What the exercise asks:
Copy out all lines of the records in which the word "symbol" appears.

(Items from a dataset)
:::::

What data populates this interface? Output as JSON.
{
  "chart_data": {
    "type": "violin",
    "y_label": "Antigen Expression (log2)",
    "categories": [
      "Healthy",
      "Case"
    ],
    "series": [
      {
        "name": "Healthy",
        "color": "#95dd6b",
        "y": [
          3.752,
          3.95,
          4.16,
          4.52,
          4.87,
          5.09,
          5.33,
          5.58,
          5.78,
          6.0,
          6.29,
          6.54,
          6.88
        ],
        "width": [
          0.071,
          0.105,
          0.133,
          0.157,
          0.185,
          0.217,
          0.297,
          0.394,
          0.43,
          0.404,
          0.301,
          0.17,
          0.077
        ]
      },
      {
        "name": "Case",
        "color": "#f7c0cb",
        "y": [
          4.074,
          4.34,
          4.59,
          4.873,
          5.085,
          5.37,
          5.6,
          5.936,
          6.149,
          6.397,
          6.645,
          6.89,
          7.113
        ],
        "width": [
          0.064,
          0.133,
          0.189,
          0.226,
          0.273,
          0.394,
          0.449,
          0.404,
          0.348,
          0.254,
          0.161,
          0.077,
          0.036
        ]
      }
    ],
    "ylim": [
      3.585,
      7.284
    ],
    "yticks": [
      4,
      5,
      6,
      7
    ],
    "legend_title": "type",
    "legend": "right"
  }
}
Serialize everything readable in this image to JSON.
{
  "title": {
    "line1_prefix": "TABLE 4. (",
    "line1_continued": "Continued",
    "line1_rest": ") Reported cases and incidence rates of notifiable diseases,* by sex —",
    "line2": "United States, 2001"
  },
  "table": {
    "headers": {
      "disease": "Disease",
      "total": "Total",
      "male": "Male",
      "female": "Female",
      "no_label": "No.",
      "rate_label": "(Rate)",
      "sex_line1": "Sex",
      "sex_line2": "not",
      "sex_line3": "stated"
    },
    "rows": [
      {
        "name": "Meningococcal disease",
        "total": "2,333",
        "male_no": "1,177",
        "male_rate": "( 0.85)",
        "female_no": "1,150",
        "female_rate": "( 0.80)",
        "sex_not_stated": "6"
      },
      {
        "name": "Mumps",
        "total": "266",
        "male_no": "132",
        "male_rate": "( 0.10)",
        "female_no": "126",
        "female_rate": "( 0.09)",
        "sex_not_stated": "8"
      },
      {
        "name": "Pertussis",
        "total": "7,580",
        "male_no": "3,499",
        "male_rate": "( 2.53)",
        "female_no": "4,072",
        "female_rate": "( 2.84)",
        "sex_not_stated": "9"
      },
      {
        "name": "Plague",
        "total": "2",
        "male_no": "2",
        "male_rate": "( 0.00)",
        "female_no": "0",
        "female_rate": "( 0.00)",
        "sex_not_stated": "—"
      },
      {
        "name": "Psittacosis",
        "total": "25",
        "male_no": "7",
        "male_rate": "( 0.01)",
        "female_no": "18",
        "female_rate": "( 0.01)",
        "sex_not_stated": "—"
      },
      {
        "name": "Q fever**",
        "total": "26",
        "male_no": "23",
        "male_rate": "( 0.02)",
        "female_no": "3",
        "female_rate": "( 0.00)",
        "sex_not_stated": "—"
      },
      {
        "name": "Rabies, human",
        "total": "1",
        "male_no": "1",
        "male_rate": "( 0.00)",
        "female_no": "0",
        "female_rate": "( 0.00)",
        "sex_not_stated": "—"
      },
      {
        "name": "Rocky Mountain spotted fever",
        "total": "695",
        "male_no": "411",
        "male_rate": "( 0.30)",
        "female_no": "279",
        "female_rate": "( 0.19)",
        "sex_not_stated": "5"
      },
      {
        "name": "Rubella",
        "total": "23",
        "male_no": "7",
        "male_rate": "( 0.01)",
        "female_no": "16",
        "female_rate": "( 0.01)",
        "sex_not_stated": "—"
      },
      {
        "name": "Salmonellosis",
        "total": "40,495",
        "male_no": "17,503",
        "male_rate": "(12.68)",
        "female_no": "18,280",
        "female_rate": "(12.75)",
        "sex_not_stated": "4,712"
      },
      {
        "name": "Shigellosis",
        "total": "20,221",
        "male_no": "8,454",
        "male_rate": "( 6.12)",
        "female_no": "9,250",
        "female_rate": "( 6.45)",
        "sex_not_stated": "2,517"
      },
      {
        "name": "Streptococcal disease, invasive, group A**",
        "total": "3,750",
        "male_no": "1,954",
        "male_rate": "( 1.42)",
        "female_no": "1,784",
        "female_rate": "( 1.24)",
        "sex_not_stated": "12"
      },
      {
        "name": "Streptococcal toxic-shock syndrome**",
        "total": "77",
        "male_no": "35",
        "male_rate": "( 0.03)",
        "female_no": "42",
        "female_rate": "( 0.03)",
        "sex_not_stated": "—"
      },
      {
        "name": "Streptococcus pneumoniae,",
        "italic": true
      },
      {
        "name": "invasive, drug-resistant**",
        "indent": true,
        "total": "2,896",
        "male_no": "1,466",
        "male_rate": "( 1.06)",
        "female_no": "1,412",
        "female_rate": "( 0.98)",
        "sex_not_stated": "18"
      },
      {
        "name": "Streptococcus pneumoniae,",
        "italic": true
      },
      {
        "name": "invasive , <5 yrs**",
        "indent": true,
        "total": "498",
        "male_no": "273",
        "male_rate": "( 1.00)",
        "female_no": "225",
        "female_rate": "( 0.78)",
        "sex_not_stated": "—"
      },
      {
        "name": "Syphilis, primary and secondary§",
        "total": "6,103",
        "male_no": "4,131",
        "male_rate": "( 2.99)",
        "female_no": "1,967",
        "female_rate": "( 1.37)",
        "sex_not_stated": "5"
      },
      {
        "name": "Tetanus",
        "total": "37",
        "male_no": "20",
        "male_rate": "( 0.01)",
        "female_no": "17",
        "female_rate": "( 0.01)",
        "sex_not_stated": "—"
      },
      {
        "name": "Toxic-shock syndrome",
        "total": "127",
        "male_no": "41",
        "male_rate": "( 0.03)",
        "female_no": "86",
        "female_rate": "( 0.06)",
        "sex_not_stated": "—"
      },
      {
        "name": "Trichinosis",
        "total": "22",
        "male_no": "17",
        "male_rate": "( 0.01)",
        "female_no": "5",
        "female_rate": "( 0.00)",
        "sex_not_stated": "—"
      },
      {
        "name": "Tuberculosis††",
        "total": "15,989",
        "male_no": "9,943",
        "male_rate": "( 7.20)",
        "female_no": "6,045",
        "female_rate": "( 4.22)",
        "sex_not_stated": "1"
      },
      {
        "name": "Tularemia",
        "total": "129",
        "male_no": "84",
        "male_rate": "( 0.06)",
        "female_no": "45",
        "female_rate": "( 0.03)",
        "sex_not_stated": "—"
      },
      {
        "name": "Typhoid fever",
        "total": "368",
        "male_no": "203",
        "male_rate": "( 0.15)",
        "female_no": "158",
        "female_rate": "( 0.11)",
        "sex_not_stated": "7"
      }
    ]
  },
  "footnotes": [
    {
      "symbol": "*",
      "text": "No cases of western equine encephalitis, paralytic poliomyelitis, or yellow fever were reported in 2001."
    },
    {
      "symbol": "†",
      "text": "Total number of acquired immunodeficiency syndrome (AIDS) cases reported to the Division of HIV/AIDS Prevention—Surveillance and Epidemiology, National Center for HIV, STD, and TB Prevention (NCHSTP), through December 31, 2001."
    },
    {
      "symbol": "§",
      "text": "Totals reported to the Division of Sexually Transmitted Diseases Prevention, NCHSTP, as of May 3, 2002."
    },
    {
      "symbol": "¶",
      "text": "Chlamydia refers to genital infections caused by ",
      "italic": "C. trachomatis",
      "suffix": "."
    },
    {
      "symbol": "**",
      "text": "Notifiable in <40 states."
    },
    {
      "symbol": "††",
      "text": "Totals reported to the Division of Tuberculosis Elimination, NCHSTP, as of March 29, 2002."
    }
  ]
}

:::::

Finished task:
      "symbol": "*",
      "symbol": "†",
      "symbol": "§",
      "symbol": "¶",
      "symbol": "**",
      "symbol": "††",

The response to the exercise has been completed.